Dataset entries

================

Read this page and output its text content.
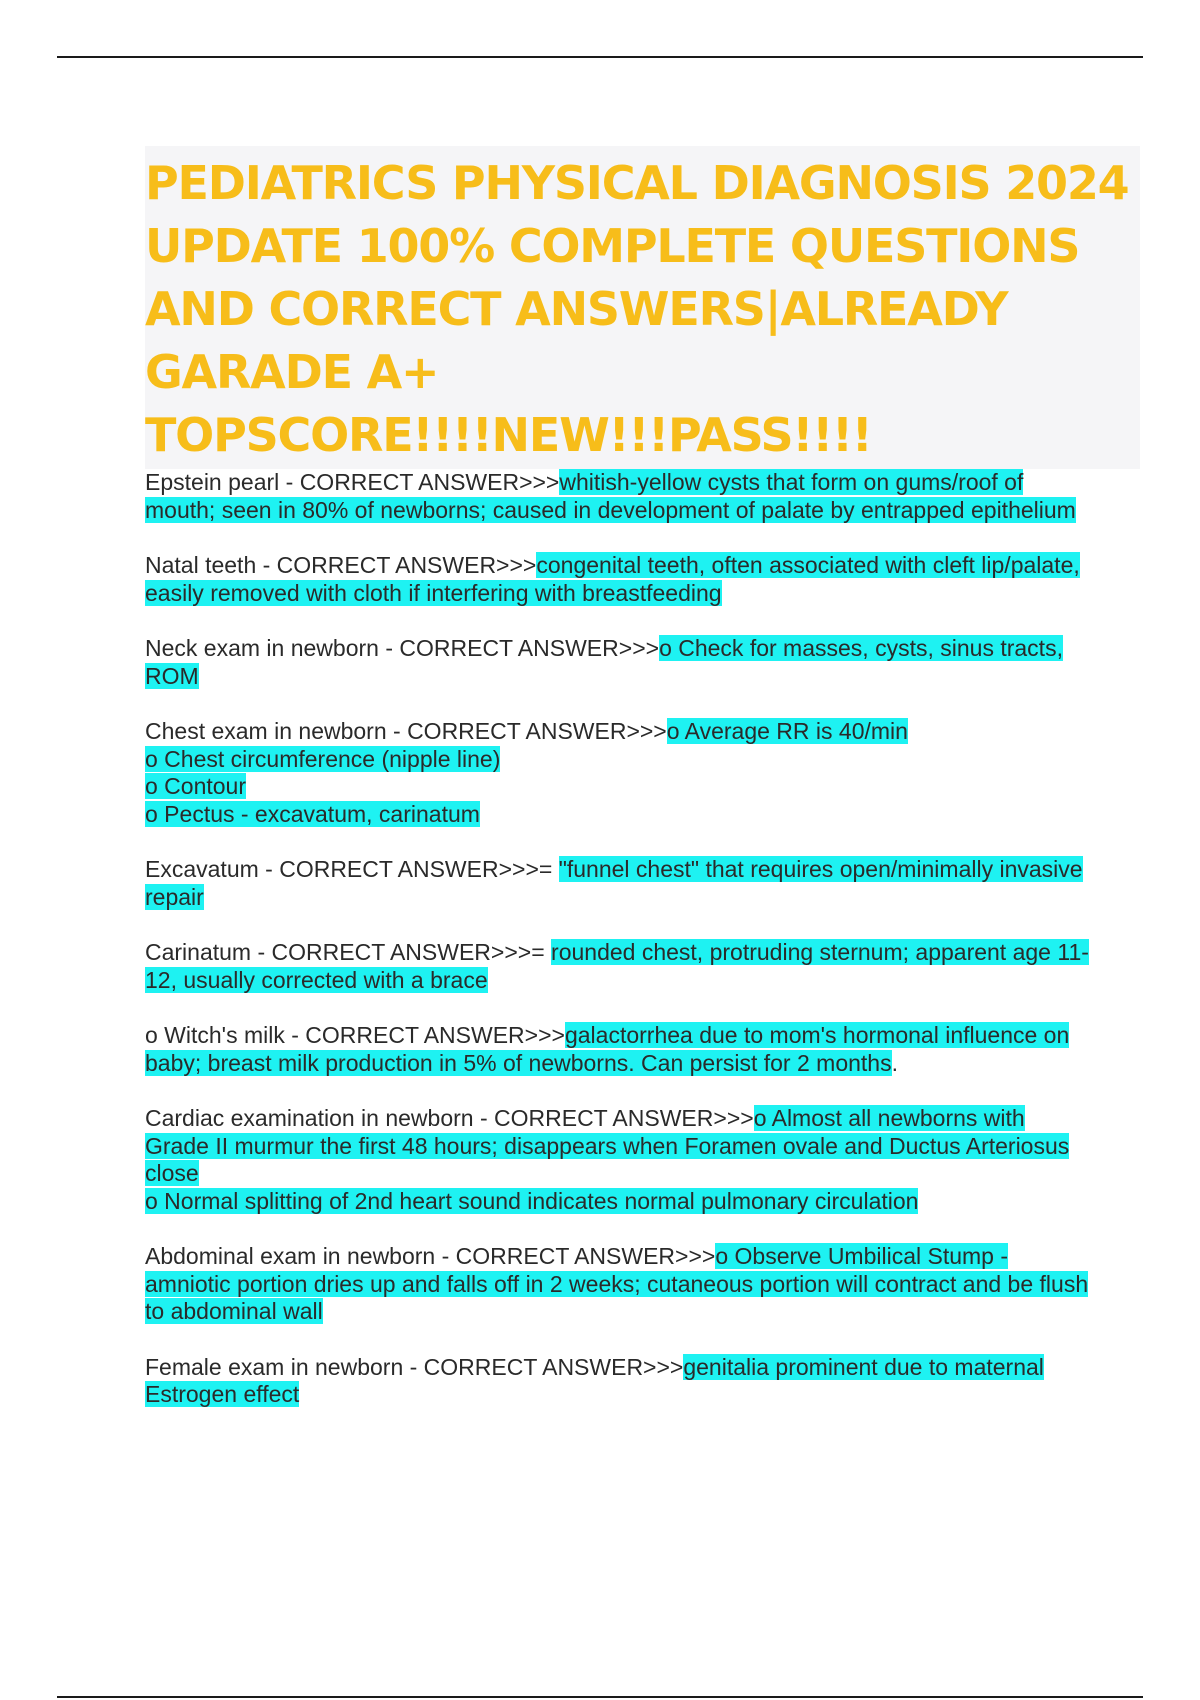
PEDIATRICS PHYSICAL DIAGNOSIS 2024 UPDATE 100% COMPLETE QUESTIONS AND CORRECT ANSWERS|ALREADY GARADE A+ TOPSCORE!!!!NEW!!!PASS!!!!

Epstein pearl - CORRECT ANSWER>>>whitish-yellow cysts that form on gums/roof of mouth; seen in 80% of newborns; caused in development of palate by entrapped epithelium

Natal teeth - CORRECT ANSWER>>>congenital teeth, often associated with cleft lip/palate, easily removed with cloth if interfering with breastfeeding

Neck exam in newborn - CORRECT ANSWER>>>o Check for masses, cysts, sinus tracts, ROM

Chest exam in newborn - CORRECT ANSWER>>>o Average RR is 40/min
o Chest circumference (nipple line)
o Contour
o Pectus - excavatum, carinatum

Excavatum - CORRECT ANSWER>>>= "funnel chest" that requires open/minimally invasive repair

Carinatum - CORRECT ANSWER>>>= rounded chest, protruding sternum; apparent age 11-12, usually corrected with a brace

o Witch's milk - CORRECT ANSWER>>>galactorrhea due to mom's hormonal influence on baby; breast milk production in 5% of newborns. Can persist for 2 months.

Cardiac examination in newborn - CORRECT ANSWER>>>o Almost all newborns with Grade II murmur the first 48 hours; disappears when Foramen ovale and Ductus Arteriosus close
o Normal splitting of 2nd heart sound indicates normal pulmonary circulation

Abdominal exam in newborn - CORRECT ANSWER>>>o Observe Umbilical Stump - amniotic portion dries up and falls off in 2 weeks; cutaneous portion will contract and be flush to abdominal wall

Female exam in newborn - CORRECT ANSWER>>>genitalia prominent due to maternal Estrogen effect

================

GIVEN EXERCISE: Scan the data above; copy every line where "that" appears.

OUTPUT:
Epstein pearl - CORRECT ANSWER>>>whitish-yellow cysts that form on gums/roof of mouth; seen in 80% of newborns; caused in development of palate by entrapped epithelium
Excavatum - CORRECT ANSWER>>>= "funnel chest" that requires open/minimally invasive repair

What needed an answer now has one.